### Material provided
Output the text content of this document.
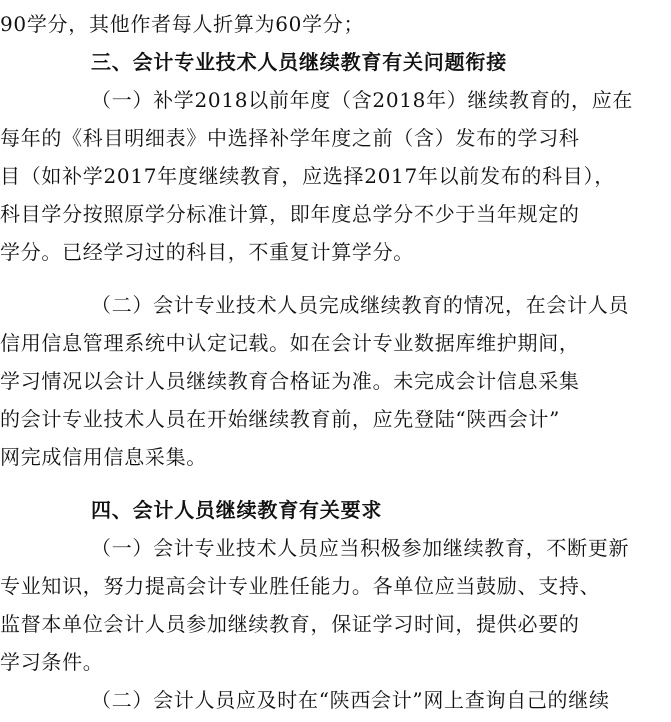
90学分，其他作者每人折算为60学分；
三、会计专业技术人员继续教育有关问题衔接
（一）补学2018以前年度（含2018年）继续教育的，应在
每年的《科目明细表》中选择补学年度之前（含）发布的学习科
目（如补学2017年度继续教育，应选择2017年以前发布的科目），
科目学分按照原学分标准计算，即年度总学分不少于当年规定的
学分。已经学习过的科目，不重复计算学分。
（二）会计专业技术人员完成继续教育的情况，在会计人员
信用信息管理系统中认定记载。如在会计专业数据库维护期间，
学习情况以会计人员继续教育合格证为准。未完成会计信息采集
的会计专业技术人员在开始继续教育前，应先登陆“陕西会计”
网完成信用信息采集。
四、会计人员继续教育有关要求
（一）会计专业技术人员应当积极参加继续教育，不断更新
专业知识，努力提高会计专业胜任能力。各单位应当鼓励、支持、
监督本单位会计人员参加继续教育，保证学习时间，提供必要的
学习条件。
（二）会计人员应及时在“陕西会计”网上查询自己的继续
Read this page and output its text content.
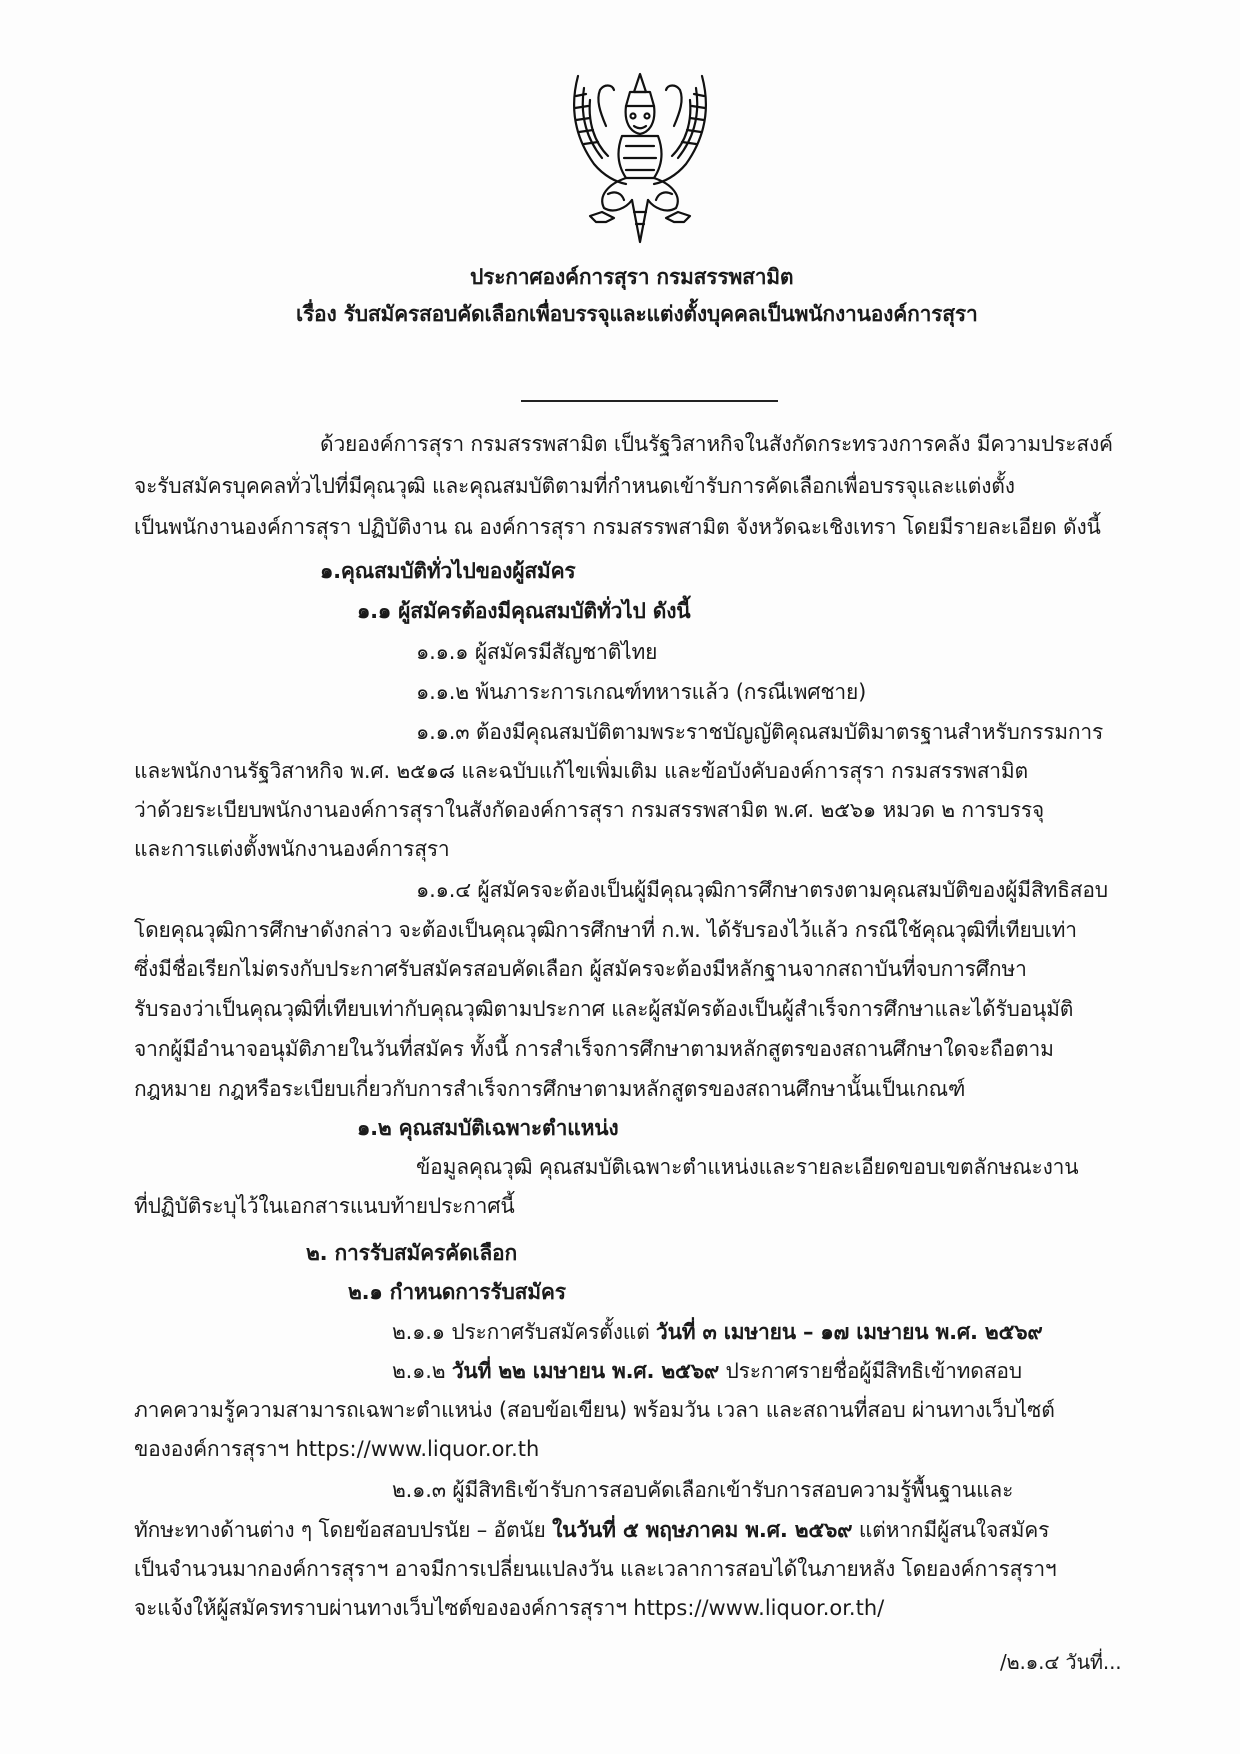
ประกาศองค์การสุรา กรมสรรพสามิต
เรื่อง รับสมัครสอบคัดเลือกเพื่อบรรจุและแต่งตั้งบุคคลเป็นพนักงานองค์การสุรา
ด้วยองค์การสุรา กรมสรรพสามิต เป็นรัฐวิสาหกิจในสังกัดกระทรวงการคลัง มีความประสงค์
จะรับสมัครบุคคลทั่วไปที่มีคุณวุฒิ และคุณสมบัติตามที่กำหนดเข้ารับการคัดเลือกเพื่อบรรจุและแต่งตั้ง
เป็นพนักงานองค์การสุรา ปฏิบัติงาน ณ องค์การสุรา กรมสรรพสามิต จังหวัดฉะเชิงเทรา โดยมีรายละเอียด ดังนี้
๑.คุณสมบัติทั่วไปของผู้สมัคร
๑.๑ ผู้สมัครต้องมีคุณสมบัติทั่วไป ดังนี้
๑.๑.๑ ผู้สมัครมีสัญชาติไทย
๑.๑.๒ พ้นภาระการเกณฑ์ทหารแล้ว (กรณีเพศชาย)
๑.๑.๓ ต้องมีคุณสมบัติตามพระราชบัญญัติคุณสมบัติมาตรฐานสำหรับกรรมการ
และพนักงานรัฐวิสาหกิจ พ.ศ. ๒๕๑๘ และฉบับแก้ไขเพิ่มเติม และข้อบังคับองค์การสุรา กรมสรรพสามิต
ว่าด้วยระเบียบพนักงานองค์การสุราในสังกัดองค์การสุรา กรมสรรพสามิต พ.ศ. ๒๕๖๑ หมวด ๒ การบรรจุ
และการแต่งตั้งพนักงานองค์การสุรา
๑.๑.๔ ผู้สมัครจะต้องเป็นผู้มีคุณวุฒิการศึกษาตรงตามคุณสมบัติของผู้มีสิทธิสอบ
โดยคุณวุฒิการศึกษาดังกล่าว จะต้องเป็นคุณวุฒิการศึกษาที่ ก.พ. ได้รับรองไว้แล้ว กรณีใช้คุณวุฒิที่เทียบเท่า
ซึ่งมีชื่อเรียกไม่ตรงกับประกาศรับสมัครสอบคัดเลือก ผู้สมัครจะต้องมีหลักฐานจากสถาบันที่จบการศึกษา
รับรองว่าเป็นคุณวุฒิที่เทียบเท่ากับคุณวุฒิตามประกาศ และผู้สมัครต้องเป็นผู้สำเร็จการศึกษาและได้รับอนุมัติ
จากผู้มีอำนาจอนุมัติภายในวันที่สมัคร ทั้งนี้ การสำเร็จการศึกษาตามหลักสูตรของสถานศึกษาใดจะถือตาม
กฎหมาย กฎหรือระเบียบเกี่ยวกับการสำเร็จการศึกษาตามหลักสูตรของสถานศึกษานั้นเป็นเกณฑ์
๑.๒ คุณสมบัติเฉพาะตำแหน่ง
ข้อมูลคุณวุฒิ คุณสมบัติเฉพาะตำแหน่งและรายละเอียดขอบเขตลักษณะงาน
ที่ปฏิบัติระบุไว้ในเอกสารแนบท้ายประกาศนี้
๒. การรับสมัครคัดเลือก
๒.๑ กำหนดการรับสมัคร
๒.๑.๑ ประกาศรับสมัครตั้งแต่ วันที่ ๓ เมษายน – ๑๗ เมษายน พ.ศ. ๒๕๖๙
๒.๑.๒ วันที่ ๒๒ เมษายน พ.ศ. ๒๕๖๙ ประกาศรายชื่อผู้มีสิทธิเข้าทดสอบ
ภาคความรู้ความสามารถเฉพาะตำแหน่ง (สอบข้อเขียน) พร้อมวัน เวลา และสถานที่สอบ ผ่านทางเว็บไซต์
ขององค์การสุราฯ https://www.liquor.or.th
๒.๑.๓ ผู้มีสิทธิเข้ารับการสอบคัดเลือกเข้ารับการสอบความรู้พื้นฐานและ
ทักษะทางด้านต่าง ๆ โดยข้อสอบปรนัย – อัตนัย ในวันที่ ๕ พฤษภาคม พ.ศ. ๒๕๖๙ แต่หากมีผู้สนใจสมัคร
เป็นจำนวนมากองค์การสุราฯ อาจมีการเปลี่ยนแปลงวัน และเวลาการสอบได้ในภายหลัง โดยองค์การสุราฯ
จะแจ้งให้ผู้สมัครทราบผ่านทางเว็บไซต์ขององค์การสุราฯ https://www.liquor.or.th/
/๒.๑.๔ วันที่...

### What to produce
Select every line of the records holding the string "และแต".

### Finished answer
เรื่อง รับสมัครสอบคัดเลือกเพื่อบรรจุและแต่งตั้งบุคคลเป็นพนักงานองค์การสุรา
จะรับสมัครบุคคลทั่วไปที่มีคุณวุฒิ และคุณสมบัติตามที่กำหนดเข้ารับการคัดเลือกเพื่อบรรจุและแต่งตั้ง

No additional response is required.